╭──

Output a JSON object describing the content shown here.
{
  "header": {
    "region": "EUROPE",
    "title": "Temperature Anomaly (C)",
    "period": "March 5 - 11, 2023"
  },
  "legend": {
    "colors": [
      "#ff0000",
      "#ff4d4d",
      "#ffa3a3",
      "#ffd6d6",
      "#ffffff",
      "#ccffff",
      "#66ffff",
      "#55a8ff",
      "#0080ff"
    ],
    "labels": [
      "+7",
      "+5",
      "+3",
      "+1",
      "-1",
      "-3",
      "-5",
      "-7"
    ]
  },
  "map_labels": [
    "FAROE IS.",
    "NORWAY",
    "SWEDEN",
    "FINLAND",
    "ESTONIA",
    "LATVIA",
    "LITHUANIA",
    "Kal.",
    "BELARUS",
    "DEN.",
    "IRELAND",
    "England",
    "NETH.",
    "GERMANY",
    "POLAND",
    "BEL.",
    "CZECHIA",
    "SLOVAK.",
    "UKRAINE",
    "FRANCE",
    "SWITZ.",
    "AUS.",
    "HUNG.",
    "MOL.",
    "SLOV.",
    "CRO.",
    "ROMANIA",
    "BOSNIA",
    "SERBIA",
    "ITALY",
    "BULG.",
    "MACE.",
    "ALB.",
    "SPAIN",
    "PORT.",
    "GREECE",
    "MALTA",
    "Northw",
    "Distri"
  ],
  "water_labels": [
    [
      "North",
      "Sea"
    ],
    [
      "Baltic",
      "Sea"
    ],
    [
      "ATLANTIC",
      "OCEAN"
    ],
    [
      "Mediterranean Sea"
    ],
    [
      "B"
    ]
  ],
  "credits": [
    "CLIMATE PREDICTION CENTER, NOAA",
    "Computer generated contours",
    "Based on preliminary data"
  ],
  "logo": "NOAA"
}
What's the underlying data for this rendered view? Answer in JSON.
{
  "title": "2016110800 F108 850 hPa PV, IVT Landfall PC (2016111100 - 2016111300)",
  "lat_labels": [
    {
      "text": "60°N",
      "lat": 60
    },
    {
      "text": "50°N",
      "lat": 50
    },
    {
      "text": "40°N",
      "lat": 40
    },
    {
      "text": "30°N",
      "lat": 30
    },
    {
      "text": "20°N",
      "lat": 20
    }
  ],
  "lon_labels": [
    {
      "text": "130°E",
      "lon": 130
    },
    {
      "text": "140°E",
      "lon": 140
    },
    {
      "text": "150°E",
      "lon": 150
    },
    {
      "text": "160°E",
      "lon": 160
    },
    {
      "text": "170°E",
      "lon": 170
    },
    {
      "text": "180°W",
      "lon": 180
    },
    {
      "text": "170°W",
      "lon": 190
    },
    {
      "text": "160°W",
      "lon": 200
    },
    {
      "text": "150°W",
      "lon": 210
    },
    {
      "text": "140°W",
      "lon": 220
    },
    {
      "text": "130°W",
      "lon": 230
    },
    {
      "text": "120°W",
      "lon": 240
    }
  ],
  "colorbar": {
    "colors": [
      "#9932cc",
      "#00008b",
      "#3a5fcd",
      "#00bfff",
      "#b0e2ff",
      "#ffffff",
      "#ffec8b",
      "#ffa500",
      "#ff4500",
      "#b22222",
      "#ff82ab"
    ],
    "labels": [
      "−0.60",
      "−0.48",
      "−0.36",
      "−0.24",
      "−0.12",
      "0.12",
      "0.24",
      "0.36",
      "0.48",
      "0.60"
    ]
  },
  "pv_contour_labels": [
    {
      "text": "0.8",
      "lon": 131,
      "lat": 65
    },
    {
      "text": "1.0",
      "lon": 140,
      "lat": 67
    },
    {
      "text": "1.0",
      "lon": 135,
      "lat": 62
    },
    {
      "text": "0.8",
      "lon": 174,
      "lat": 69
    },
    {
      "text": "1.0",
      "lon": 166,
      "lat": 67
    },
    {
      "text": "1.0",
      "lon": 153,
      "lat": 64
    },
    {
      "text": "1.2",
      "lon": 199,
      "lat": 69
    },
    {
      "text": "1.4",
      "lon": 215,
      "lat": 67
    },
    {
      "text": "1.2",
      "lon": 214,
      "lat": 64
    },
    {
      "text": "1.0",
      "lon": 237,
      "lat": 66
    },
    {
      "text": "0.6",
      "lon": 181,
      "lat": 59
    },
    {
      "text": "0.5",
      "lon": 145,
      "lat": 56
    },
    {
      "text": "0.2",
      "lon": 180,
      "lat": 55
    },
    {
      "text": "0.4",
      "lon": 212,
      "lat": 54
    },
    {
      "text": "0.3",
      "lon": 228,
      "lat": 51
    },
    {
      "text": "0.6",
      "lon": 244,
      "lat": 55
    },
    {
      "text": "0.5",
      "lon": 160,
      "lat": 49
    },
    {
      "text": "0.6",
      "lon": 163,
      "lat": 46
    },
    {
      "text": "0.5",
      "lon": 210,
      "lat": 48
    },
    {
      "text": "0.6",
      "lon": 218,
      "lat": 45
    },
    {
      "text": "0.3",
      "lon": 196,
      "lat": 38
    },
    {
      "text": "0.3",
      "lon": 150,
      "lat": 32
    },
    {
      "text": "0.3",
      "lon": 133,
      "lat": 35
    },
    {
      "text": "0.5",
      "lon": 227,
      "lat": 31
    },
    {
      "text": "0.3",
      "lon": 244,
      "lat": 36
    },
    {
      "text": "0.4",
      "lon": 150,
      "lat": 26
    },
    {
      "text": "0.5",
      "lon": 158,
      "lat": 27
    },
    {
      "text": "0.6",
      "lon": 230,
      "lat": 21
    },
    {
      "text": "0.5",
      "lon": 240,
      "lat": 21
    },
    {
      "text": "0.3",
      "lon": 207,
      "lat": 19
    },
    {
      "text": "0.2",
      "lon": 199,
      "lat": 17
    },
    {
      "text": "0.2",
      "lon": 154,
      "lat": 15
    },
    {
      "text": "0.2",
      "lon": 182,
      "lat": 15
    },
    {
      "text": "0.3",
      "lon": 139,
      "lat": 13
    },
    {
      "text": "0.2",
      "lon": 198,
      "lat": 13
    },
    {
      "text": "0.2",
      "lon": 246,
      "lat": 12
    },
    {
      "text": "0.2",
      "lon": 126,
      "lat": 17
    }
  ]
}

╰──

▸ **WHAT TO PRODUCE**: Copy out each line exactly.

▸ **EXERCISE SOLUTION**:
Output a JSON object describing the content shown here.
{
  "header": {
    "region": "EUROPE",
    "title": "Temperature Anomaly (C)",
    "period": "March 5 - 11, 2023"
  },
  "legend": {
    "colors": [
      "#ff0000",
      "#ff4d4d",
      "#ffa3a3",
      "#ffd6d6",
      "#ffffff",
      "#ccffff",
      "#66ffff",
      "#55a8ff",
      "#0080ff"
    ],
    "labels": [
      "+7",
      "+5",
      "+3",
      "+1",
      "-1",
      "-3",
      "-5",
      "-7"
    ]
  },
  "map_labels": [
    "FAROE IS.",
    "NORWAY",
    "SWEDEN",
    "FINLAND",
    "ESTONIA",
    "LATVIA",
    "LITHUANIA",
    "Kal.",
    "BELARUS",
    "DEN.",
    "IRELAND",
    "England",
    "NETH.",
    "GERMANY",
    "POLAND",
    "BEL.",
    "CZECHIA",
    "SLOVAK.",
    "UKRAINE",
    "FRANCE",
    "SWITZ.",
    "AUS.",
    "HUNG.",
    "MOL.",
    "SLOV.",
    "CRO.",
    "ROMANIA",
    "BOSNIA",
    "SERBIA",
    "ITALY",
    "BULG.",
    "MACE.",
    "ALB.",
    "SPAIN",
    "PORT.",
    "GREECE",
    "MALTA",
    "Northw",
    "Distri"
  ],
  "water_labels": [
    [
      "North",
      "Sea"
    ],
    [
      "Baltic",
      "Sea"
    ],
    [
      "ATLANTIC",
      "OCEAN"
    ],
    [
      "Mediterranean Sea"
    ],
    [
      "B"
    ]
  ],
  "credits": [
    "CLIMATE PREDICTION CENTER, NOAA",
    "Computer generated contours",
    "Based on preliminary data"
  ],
  "logo": "NOAA"
}
What's the underlying data for this rendered view? Answer in JSON.
{
  "title": "2016110800 F108 850 hPa PV, IVT Landfall PC (2016111100 - 2016111300)",
  "lat_labels": [
    {
      "text": "60°N",
      "lat": 60
    },
    {
      "text": "50°N",
      "lat": 50
    },
    {
      "text": "40°N",
      "lat": 40
    },
    {
      "text": "30°N",
      "lat": 30
    },
    {
      "text": "20°N",
      "lat": 20
    }
  ],
  "lon_labels": [
    {
      "text": "130°E",
      "lon": 130
    },
    {
      "text": "140°E",
      "lon": 140
    },
    {
      "text": "150°E",
      "lon": 150
    },
    {
      "text": "160°E",
      "lon": 160
    },
    {
      "text": "170°E",
      "lon": 170
    },
    {
      "text": "180°W",
      "lon": 180
    },
    {
      "text": "170°W",
      "lon": 190
    },
    {
      "text": "160°W",
      "lon": 200
    },
    {
      "text": "150°W",
      "lon": 210
    },
    {
      "text": "140°W",
      "lon": 220
    },
    {
      "text": "130°W",
      "lon": 230
    },
    {
      "text": "120°W",
      "lon": 240
    }
  ],
  "colorbar": {
    "colors": [
      "#9932cc",
      "#00008b",
      "#3a5fcd",
      "#00bfff",
      "#b0e2ff",
      "#ffffff",
      "#ffec8b",
      "#ffa500",
      "#ff4500",
      "#b22222",
      "#ff82ab"
    ],
    "labels": [
      "−0.60",
      "−0.48",
      "−0.36",
      "−0.24",
      "−0.12",
      "0.12",
      "0.24",
      "0.36",
      "0.48",
      "0.60"
    ]
  },
  "pv_contour_labels": [
    {
      "text": "0.8",
      "lon": 131,
      "lat": 65
    },
    {
      "text": "1.0",
      "lon": 140,
      "lat": 67
    },
    {
      "text": "1.0",
      "lon": 135,
      "lat": 62
    },
    {
      "text": "0.8",
      "lon": 174,
      "lat": 69
    },
    {
      "text": "1.0",
      "lon": 166,
      "lat": 67
    },
    {
      "text": "1.0",
      "lon": 153,
      "lat": 64
    },
    {
      "text": "1.2",
      "lon": 199,
      "lat": 69
    },
    {
      "text": "1.4",
      "lon": 215,
      "lat": 67
    },
    {
      "text": "1.2",
      "lon": 214,
      "lat": 64
    },
    {
      "text": "1.0",
      "lon": 237,
      "lat": 66
    },
    {
      "text": "0.6",
      "lon": 181,
      "lat": 59
    },
    {
      "text": "0.5",
      "lon": 145,
      "lat": 56
    },
    {
      "text": "0.2",
      "lon": 180,
      "lat": 55
    },
    {
      "text": "0.4",
      "lon": 212,
      "lat": 54
    },
    {
      "text": "0.3",
      "lon": 228,
      "lat": 51
    },
    {
      "text": "0.6",
      "lon": 244,
      "lat": 55
    },
    {
      "text": "0.5",
      "lon": 160,
      "lat": 49
    },
    {
      "text": "0.6",
      "lon": 163,
      "lat": 46
    },
    {
      "text": "0.5",
      "lon": 210,
      "lat": 48
    },
    {
      "text": "0.6",
      "lon": 218,
      "lat": 45
    },
    {
      "text": "0.3",
      "lon": 196,
      "lat": 38
    },
    {
      "text": "0.3",
      "lon": 150,
      "lat": 32
    },
    {
      "text": "0.3",
      "lon": 133,
      "lat": 35
    },
    {
      "text": "0.5",
      "lon": 227,
      "lat": 31
    },
    {
      "text": "0.3",
      "lon": 244,
      "lat": 36
    },
    {
      "text": "0.4",
      "lon": 150,
      "lat": 26
    },
    {
      "text": "0.5",
      "lon": 158,
      "lat": 27
    },
    {
      "text": "0.6",
      "lon": 230,
      "lat": 21
    },
    {
      "text": "0.5",
      "lon": 240,
      "lat": 21
    },
    {
      "text": "0.3",
      "lon": 207,
      "lat": 19
    },
    {
      "text": "0.2",
      "lon": 199,
      "lat": 17
    },
    {
      "text": "0.2",
      "lon": 154,
      "lat": 15
    },
    {
      "text": "0.2",
      "lon": 182,
      "lat": 15
    },
    {
      "text": "0.3",
      "lon": 139,
      "lat": 13
    },
    {
      "text": "0.2",
      "lon": 198,
      "lat": 13
    },
    {
      "text": "0.2",
      "lon": 246,
      "lat": 12
    },
    {
      "text": "0.2",
      "lon": 126,
      "lat": 17
    }
  ]
}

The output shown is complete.